Given request:
Report how many lines contain the word "http"; answer with the number only.

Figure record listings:
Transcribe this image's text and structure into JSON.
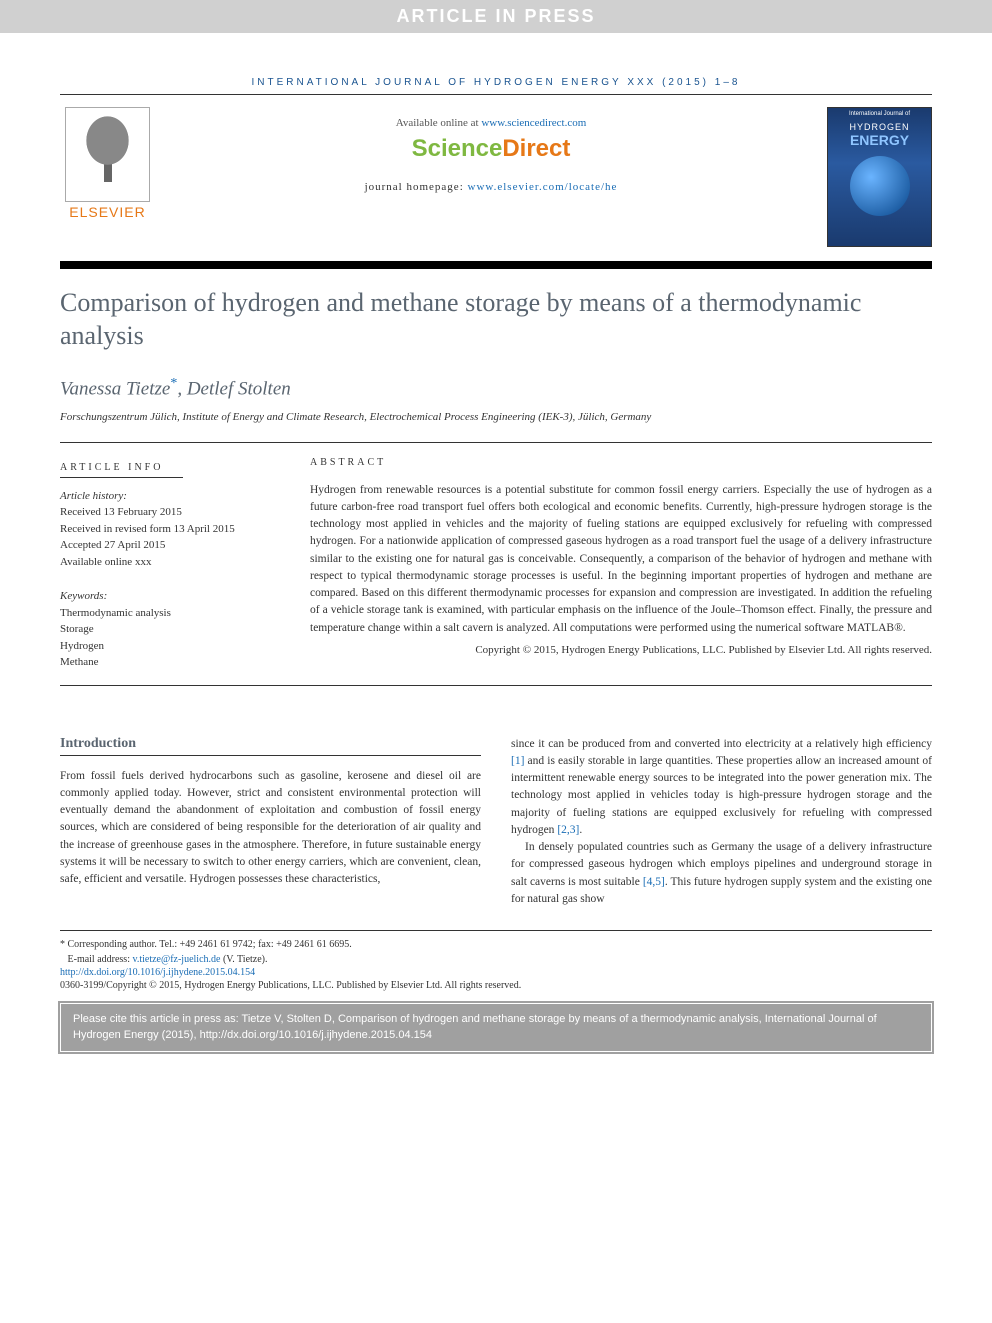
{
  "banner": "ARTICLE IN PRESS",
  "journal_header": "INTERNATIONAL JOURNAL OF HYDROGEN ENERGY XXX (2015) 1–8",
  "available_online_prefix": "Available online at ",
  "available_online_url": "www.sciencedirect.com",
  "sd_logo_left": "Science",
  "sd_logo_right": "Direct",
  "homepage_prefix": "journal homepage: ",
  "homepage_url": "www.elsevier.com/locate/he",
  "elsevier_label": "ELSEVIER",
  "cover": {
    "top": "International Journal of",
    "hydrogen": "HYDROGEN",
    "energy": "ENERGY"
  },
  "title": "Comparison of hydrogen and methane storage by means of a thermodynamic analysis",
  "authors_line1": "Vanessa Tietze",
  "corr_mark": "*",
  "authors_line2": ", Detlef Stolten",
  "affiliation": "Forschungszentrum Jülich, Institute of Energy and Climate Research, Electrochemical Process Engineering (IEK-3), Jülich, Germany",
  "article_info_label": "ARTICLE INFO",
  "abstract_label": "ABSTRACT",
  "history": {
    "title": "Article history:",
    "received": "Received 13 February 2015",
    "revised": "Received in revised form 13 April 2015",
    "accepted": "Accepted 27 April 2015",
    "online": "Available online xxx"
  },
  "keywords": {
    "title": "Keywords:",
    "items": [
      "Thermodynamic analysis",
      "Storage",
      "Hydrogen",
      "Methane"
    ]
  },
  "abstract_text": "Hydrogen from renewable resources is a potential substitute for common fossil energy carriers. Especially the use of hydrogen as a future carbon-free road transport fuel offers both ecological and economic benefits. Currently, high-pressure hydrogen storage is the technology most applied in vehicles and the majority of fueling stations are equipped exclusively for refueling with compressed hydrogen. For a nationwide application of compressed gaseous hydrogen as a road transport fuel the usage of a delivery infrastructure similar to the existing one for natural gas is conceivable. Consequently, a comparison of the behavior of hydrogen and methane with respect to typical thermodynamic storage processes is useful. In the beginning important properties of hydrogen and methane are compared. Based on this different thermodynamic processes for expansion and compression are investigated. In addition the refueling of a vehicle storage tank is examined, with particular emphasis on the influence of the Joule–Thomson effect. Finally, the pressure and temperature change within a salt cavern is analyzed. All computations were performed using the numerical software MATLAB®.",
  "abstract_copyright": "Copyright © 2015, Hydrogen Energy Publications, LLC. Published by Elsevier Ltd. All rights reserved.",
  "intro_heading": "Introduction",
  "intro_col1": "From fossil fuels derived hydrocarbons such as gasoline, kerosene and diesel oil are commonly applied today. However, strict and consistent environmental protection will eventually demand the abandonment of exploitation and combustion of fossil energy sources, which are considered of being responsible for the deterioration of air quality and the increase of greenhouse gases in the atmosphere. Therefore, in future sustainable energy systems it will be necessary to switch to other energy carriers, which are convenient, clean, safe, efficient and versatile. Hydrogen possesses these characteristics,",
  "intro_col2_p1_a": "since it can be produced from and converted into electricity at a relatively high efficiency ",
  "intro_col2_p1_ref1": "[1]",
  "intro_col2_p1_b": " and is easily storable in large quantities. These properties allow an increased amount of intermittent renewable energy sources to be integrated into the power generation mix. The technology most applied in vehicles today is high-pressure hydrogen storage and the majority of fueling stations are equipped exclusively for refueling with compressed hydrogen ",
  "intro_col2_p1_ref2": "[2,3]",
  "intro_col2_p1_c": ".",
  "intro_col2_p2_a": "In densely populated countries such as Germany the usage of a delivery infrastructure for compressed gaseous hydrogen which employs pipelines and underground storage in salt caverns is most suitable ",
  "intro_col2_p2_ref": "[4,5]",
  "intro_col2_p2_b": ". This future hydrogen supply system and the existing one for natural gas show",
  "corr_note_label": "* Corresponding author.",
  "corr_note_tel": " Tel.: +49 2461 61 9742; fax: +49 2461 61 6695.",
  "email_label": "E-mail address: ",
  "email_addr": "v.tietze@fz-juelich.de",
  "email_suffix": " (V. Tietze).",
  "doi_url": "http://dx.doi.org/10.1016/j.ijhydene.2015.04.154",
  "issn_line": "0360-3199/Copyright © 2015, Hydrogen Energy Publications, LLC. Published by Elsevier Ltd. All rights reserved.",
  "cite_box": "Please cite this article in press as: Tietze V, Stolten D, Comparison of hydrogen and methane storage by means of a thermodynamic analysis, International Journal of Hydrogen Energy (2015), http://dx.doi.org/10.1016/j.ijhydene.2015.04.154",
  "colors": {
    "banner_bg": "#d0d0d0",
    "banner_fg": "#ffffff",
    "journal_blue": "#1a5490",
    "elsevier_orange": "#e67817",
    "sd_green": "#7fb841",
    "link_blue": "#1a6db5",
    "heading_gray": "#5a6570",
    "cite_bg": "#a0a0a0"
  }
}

The response:
2